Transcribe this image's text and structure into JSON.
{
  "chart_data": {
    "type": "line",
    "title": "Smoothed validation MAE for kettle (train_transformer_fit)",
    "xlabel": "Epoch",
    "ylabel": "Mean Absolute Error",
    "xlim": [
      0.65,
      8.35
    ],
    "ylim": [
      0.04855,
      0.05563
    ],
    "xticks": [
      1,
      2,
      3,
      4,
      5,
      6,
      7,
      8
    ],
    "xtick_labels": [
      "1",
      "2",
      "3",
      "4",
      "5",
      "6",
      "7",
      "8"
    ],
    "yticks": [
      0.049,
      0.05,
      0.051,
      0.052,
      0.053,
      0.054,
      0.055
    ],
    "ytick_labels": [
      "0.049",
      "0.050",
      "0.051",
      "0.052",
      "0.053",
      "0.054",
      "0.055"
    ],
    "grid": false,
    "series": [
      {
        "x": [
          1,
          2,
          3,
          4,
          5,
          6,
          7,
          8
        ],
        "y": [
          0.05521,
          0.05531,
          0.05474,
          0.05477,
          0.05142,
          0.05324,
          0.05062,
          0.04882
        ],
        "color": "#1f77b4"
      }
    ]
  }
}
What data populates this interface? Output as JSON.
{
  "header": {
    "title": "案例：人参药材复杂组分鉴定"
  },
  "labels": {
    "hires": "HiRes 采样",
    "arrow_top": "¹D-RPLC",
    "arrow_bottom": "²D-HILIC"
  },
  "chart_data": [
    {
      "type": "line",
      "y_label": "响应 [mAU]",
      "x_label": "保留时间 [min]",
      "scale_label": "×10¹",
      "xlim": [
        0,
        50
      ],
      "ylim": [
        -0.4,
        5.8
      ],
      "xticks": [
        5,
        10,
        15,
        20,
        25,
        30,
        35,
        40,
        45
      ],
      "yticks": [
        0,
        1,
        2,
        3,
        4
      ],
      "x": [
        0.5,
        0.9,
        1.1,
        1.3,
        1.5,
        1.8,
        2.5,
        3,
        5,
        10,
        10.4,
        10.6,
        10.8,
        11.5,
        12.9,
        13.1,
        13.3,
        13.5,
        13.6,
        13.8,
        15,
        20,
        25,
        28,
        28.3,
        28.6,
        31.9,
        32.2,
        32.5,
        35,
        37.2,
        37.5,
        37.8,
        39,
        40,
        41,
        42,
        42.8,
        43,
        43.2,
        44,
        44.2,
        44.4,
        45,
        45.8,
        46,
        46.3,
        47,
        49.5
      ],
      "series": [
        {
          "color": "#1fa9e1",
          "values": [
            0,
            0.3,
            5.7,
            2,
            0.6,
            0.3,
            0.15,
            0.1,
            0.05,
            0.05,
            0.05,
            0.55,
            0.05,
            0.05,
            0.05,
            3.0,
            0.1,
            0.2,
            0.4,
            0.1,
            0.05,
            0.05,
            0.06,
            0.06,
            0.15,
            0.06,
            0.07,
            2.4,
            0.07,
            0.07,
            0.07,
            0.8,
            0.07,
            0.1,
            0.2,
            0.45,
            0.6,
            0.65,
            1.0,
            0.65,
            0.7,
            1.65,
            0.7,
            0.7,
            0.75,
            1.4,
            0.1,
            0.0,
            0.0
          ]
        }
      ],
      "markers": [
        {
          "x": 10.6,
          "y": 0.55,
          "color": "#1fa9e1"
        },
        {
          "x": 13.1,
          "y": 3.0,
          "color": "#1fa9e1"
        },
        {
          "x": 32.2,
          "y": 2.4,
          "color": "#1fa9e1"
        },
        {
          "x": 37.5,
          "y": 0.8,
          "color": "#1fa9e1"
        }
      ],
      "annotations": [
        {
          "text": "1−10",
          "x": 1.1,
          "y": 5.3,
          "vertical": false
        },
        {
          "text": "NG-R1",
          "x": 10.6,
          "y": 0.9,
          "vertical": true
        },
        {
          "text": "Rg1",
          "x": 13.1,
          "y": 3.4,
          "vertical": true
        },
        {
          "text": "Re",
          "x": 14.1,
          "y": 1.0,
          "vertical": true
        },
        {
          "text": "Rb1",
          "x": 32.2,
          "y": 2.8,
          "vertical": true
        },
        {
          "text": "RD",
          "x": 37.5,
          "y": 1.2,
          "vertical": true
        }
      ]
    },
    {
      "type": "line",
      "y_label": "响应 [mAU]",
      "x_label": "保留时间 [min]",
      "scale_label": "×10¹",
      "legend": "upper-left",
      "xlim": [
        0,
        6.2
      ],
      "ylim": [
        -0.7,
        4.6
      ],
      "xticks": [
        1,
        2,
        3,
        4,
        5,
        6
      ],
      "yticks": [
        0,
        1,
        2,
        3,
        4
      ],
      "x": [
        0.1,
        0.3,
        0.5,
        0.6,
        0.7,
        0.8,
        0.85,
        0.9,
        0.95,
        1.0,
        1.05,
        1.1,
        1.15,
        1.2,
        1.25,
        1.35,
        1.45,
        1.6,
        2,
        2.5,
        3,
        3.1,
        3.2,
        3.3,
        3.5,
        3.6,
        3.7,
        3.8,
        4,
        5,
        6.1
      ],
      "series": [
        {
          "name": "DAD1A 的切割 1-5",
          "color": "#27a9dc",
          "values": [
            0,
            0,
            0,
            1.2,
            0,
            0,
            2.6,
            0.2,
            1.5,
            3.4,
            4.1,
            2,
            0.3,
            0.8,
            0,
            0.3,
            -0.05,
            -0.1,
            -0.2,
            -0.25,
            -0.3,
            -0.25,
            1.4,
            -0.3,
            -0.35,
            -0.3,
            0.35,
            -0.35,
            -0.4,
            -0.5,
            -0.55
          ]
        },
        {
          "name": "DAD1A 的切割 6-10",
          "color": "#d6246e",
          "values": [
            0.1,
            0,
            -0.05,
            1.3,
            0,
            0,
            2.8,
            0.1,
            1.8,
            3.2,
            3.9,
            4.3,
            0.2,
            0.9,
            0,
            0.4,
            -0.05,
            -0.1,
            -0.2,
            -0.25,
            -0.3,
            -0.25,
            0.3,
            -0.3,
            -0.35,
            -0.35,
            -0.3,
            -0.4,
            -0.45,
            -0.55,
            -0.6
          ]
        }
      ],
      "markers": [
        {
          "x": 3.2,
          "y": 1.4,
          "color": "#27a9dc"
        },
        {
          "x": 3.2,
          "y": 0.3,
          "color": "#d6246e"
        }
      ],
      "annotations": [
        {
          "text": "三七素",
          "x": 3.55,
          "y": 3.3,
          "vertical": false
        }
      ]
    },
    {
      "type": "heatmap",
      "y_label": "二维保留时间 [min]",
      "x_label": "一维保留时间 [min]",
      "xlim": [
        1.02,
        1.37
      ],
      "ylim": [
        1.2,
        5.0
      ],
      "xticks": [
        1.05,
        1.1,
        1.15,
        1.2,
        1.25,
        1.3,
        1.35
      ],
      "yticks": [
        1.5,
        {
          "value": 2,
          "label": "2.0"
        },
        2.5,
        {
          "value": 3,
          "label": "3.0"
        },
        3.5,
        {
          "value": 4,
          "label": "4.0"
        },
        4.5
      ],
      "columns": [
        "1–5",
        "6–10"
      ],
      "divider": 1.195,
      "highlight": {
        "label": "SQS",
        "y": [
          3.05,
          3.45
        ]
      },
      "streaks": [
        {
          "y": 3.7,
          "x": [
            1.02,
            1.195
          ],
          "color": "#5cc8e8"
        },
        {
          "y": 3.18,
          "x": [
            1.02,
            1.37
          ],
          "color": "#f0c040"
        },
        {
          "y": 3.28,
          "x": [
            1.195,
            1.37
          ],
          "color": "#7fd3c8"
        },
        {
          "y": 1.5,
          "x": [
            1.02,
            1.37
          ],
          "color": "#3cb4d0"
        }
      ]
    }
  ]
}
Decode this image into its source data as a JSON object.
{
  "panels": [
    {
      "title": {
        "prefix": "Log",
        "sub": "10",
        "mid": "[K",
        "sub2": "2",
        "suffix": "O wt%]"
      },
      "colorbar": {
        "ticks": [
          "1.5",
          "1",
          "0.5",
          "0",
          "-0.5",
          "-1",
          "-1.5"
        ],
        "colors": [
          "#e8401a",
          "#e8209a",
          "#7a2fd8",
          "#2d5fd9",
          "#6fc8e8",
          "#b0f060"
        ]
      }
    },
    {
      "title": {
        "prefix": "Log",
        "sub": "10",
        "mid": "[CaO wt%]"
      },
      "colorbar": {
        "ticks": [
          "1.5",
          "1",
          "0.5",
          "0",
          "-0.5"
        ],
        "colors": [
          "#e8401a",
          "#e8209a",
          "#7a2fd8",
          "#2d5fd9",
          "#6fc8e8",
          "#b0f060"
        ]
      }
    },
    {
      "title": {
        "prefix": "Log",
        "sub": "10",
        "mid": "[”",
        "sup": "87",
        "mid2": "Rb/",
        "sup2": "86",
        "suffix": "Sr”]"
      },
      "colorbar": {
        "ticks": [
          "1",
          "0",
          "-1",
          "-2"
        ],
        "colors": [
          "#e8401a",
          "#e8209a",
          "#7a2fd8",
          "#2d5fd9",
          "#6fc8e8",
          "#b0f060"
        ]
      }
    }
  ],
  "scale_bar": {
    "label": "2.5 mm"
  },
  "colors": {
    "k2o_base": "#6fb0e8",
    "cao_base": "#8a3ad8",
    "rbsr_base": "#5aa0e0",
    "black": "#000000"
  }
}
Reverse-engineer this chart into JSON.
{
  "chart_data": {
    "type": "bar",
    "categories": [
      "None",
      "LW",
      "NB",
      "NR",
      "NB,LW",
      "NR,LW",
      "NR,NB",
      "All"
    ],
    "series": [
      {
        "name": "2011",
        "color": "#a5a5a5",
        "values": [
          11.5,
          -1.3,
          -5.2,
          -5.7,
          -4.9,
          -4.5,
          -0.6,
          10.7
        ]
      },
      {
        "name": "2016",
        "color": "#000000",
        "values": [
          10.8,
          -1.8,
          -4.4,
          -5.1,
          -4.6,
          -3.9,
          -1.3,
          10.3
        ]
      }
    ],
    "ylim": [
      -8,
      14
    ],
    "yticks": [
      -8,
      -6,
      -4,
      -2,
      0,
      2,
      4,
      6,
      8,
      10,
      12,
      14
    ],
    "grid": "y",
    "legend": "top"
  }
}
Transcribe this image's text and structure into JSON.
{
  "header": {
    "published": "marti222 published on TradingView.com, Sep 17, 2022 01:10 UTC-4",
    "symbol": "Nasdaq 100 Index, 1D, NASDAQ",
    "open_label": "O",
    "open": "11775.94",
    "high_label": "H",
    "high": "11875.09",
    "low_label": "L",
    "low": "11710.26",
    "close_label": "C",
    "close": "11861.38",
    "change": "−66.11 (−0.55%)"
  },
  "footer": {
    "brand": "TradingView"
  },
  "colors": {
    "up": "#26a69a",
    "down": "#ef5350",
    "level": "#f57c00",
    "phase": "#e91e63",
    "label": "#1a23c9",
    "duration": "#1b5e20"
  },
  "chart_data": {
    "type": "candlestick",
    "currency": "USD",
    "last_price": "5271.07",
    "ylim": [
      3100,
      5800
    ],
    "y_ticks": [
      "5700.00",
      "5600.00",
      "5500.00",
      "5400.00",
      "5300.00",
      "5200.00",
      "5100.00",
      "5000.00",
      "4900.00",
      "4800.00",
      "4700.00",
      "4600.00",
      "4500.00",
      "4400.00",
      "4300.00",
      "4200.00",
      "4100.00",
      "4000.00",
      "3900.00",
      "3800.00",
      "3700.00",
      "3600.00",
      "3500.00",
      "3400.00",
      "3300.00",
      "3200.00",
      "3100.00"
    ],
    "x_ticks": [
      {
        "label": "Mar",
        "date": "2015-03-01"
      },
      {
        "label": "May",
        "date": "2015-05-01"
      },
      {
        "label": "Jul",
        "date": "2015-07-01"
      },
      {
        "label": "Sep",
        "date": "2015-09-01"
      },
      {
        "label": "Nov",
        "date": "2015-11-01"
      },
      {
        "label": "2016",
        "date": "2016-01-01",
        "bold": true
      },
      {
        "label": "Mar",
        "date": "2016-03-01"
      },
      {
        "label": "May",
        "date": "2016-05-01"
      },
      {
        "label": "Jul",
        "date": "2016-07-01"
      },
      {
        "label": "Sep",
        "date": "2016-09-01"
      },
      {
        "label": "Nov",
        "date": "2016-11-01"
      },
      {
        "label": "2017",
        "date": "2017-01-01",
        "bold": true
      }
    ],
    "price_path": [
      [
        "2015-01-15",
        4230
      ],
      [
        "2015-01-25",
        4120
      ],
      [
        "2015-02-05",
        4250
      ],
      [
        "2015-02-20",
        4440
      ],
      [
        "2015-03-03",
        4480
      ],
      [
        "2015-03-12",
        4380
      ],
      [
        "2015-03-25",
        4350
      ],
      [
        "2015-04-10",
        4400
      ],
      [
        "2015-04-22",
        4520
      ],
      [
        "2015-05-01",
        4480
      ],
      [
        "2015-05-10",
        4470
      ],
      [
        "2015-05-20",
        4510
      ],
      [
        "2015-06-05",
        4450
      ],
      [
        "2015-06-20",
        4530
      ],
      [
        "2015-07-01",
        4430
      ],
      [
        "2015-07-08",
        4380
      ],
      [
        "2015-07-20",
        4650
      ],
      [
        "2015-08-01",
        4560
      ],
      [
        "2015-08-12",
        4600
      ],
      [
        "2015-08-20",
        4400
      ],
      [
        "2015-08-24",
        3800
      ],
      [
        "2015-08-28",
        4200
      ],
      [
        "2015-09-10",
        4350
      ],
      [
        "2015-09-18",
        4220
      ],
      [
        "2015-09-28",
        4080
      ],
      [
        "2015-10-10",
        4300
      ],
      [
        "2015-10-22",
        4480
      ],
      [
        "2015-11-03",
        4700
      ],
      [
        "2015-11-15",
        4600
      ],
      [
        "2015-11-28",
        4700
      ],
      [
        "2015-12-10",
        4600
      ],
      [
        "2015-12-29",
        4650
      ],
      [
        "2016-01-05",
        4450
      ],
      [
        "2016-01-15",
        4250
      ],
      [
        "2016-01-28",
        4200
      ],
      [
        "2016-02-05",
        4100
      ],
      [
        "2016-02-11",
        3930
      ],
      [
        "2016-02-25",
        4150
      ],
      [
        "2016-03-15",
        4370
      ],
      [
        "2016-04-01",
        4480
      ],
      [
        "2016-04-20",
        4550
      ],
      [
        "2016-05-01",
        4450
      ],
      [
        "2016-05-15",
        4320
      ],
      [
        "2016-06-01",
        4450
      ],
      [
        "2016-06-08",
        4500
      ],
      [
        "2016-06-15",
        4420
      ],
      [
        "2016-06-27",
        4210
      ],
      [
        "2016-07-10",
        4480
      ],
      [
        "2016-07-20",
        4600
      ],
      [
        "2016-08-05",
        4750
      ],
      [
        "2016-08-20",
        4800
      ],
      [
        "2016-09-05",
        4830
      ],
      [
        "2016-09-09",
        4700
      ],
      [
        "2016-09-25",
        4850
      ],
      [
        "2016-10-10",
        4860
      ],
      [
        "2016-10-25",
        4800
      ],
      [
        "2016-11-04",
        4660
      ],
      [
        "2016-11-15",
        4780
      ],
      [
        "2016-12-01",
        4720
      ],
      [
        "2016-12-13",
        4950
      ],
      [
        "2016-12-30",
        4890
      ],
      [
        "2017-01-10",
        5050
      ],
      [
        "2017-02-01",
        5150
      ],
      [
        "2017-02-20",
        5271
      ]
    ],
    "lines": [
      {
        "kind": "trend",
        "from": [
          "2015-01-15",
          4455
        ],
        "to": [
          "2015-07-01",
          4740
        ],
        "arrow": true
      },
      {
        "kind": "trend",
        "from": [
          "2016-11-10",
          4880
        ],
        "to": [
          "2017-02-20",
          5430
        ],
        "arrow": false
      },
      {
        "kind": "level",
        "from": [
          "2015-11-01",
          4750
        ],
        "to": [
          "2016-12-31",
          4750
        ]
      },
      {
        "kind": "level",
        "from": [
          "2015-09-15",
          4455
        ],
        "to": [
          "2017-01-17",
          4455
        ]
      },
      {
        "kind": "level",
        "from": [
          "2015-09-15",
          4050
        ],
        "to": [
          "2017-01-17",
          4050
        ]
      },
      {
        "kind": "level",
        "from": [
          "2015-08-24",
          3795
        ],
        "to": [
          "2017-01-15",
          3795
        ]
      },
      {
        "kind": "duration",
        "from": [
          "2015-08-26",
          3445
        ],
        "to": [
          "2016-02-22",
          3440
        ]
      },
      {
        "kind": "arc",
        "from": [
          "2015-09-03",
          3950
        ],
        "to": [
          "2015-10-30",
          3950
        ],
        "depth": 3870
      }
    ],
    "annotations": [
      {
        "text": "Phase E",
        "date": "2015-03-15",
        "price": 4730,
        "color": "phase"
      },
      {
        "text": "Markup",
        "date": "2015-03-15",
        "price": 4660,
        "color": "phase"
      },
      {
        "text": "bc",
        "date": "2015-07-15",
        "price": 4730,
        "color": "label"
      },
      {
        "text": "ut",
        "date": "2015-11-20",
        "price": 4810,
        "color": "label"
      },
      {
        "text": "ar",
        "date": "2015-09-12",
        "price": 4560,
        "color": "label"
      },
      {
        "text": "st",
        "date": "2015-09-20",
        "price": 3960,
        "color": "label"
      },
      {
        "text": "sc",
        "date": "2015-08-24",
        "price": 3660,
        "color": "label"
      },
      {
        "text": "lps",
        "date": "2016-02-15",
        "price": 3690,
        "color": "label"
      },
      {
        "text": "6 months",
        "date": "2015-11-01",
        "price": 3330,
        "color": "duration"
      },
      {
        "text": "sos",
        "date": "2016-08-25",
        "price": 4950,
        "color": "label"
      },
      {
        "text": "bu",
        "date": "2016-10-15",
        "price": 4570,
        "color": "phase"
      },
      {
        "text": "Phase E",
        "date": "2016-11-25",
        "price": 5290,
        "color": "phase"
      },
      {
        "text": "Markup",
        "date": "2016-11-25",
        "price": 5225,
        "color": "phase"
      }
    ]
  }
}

■ **Objective**: Collect every line with the string "into" from the records, and copy each.

■ **Exercise output**:
Transcribe this image's text and structure into JSON.
Decode this image into its source data as a JSON object.
Reverse-engineer this chart into JSON.
Transcribe this image's text and structure into JSON.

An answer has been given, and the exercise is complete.